- **Task prompt**: Every line that includes the word "Stablecoin" is to be listed.

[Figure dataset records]
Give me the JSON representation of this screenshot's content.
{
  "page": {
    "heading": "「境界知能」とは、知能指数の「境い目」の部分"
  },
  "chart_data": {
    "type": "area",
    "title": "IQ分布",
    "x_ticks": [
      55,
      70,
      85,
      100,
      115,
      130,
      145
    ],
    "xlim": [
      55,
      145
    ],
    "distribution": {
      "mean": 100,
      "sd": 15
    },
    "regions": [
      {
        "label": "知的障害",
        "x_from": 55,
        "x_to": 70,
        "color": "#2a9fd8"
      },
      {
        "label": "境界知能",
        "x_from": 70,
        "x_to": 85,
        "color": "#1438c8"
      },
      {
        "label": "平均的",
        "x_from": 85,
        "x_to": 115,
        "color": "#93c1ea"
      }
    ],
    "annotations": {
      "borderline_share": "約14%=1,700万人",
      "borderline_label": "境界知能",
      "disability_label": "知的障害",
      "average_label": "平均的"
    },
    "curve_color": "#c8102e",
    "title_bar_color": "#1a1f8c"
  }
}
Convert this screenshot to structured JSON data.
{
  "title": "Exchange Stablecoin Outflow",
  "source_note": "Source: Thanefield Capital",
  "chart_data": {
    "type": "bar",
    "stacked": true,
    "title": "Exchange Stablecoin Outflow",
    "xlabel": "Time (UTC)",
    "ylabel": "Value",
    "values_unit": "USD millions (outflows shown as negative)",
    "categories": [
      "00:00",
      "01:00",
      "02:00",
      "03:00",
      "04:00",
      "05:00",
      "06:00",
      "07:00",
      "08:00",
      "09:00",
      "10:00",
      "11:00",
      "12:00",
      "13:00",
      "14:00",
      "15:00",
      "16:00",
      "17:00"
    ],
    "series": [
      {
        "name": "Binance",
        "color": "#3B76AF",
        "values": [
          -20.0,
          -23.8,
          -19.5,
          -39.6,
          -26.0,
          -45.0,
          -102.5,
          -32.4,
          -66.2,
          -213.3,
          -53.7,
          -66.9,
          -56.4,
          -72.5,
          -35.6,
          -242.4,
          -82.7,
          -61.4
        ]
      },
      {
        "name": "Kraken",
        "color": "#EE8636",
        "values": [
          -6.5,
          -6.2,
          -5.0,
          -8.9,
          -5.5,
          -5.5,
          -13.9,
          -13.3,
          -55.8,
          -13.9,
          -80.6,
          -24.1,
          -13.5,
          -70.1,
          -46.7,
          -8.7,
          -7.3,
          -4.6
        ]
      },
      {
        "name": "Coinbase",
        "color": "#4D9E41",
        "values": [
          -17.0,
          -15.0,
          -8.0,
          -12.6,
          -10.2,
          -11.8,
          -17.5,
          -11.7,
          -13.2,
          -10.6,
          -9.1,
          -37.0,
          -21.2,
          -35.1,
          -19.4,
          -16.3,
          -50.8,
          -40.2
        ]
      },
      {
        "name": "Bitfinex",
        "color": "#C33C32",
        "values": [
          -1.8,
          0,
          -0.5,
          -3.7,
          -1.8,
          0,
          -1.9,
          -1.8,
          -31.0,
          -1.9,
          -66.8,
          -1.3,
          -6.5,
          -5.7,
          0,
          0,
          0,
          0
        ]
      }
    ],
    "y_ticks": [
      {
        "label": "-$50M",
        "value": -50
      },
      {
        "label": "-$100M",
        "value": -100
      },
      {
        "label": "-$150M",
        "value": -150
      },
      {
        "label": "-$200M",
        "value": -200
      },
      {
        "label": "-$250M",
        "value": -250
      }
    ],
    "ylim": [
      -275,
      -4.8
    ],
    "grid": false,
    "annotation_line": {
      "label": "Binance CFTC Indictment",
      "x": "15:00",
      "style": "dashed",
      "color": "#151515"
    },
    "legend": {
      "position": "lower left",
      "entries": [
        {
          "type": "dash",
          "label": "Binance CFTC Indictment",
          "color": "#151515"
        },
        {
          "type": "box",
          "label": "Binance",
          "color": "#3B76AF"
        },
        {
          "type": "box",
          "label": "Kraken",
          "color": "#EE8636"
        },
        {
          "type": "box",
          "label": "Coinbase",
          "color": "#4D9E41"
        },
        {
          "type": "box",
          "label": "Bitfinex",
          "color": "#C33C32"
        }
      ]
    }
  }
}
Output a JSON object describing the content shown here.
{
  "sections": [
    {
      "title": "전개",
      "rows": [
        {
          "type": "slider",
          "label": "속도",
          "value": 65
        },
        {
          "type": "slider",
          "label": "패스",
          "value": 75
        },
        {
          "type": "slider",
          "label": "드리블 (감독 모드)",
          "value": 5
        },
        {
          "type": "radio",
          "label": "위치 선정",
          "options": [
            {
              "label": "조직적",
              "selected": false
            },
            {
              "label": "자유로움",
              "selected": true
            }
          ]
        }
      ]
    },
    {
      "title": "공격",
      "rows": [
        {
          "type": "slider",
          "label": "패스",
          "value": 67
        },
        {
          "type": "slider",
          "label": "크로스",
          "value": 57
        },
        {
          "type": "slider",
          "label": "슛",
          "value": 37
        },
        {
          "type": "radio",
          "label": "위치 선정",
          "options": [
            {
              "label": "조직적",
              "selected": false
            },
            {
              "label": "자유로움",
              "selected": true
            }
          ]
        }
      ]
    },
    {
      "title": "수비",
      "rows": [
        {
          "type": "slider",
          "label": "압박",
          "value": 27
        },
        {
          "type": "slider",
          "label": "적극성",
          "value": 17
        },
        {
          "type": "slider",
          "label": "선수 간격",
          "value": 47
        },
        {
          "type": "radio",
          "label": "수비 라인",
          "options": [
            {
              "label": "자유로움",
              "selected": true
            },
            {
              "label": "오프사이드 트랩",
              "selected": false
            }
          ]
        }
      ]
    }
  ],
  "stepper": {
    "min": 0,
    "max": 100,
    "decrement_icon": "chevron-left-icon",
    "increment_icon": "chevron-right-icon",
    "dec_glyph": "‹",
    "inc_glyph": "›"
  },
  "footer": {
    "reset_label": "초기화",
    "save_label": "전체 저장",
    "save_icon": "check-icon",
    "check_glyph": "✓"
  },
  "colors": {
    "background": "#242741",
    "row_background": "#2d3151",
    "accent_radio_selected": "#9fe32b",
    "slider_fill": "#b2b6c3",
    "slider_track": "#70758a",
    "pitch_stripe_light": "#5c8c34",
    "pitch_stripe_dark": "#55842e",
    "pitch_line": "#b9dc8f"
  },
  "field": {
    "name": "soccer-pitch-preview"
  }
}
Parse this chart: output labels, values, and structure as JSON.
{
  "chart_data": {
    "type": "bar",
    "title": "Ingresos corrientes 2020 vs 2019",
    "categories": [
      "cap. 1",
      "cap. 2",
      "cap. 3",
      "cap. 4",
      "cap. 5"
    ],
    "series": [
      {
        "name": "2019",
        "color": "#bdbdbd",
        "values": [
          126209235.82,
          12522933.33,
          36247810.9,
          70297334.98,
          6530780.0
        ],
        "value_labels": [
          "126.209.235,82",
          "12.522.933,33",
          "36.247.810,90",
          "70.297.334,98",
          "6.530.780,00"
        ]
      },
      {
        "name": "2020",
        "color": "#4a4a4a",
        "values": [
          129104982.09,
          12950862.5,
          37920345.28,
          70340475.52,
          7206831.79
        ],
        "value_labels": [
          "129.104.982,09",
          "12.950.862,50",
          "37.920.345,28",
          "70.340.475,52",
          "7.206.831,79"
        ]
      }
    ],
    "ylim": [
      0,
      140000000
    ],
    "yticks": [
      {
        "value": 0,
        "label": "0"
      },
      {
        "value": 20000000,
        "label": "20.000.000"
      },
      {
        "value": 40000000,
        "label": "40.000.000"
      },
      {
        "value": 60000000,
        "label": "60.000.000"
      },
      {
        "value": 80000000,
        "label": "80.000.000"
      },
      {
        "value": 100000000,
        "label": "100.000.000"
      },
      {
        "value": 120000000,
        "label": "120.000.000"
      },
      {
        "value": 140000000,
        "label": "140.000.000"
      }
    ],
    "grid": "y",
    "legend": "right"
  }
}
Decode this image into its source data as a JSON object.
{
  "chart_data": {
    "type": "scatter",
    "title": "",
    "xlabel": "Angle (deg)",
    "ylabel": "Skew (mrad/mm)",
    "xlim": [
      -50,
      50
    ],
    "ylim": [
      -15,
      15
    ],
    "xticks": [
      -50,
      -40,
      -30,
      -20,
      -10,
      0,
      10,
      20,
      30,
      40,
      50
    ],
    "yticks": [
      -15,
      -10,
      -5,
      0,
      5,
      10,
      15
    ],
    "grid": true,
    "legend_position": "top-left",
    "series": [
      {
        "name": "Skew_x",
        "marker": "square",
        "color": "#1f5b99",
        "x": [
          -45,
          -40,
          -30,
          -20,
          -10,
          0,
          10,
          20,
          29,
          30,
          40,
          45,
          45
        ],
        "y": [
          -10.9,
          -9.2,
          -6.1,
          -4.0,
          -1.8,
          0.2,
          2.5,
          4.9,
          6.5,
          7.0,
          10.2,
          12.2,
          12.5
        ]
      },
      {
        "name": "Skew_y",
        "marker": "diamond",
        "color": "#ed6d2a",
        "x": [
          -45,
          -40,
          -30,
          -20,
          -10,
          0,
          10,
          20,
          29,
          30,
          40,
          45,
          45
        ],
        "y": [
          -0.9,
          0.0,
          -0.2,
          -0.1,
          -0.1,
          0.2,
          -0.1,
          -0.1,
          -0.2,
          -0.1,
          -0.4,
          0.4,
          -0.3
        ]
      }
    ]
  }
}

- **Full response**:
  "title": "Exchange Stablecoin Outflow",
    "title": "Exchange Stablecoin Outflow",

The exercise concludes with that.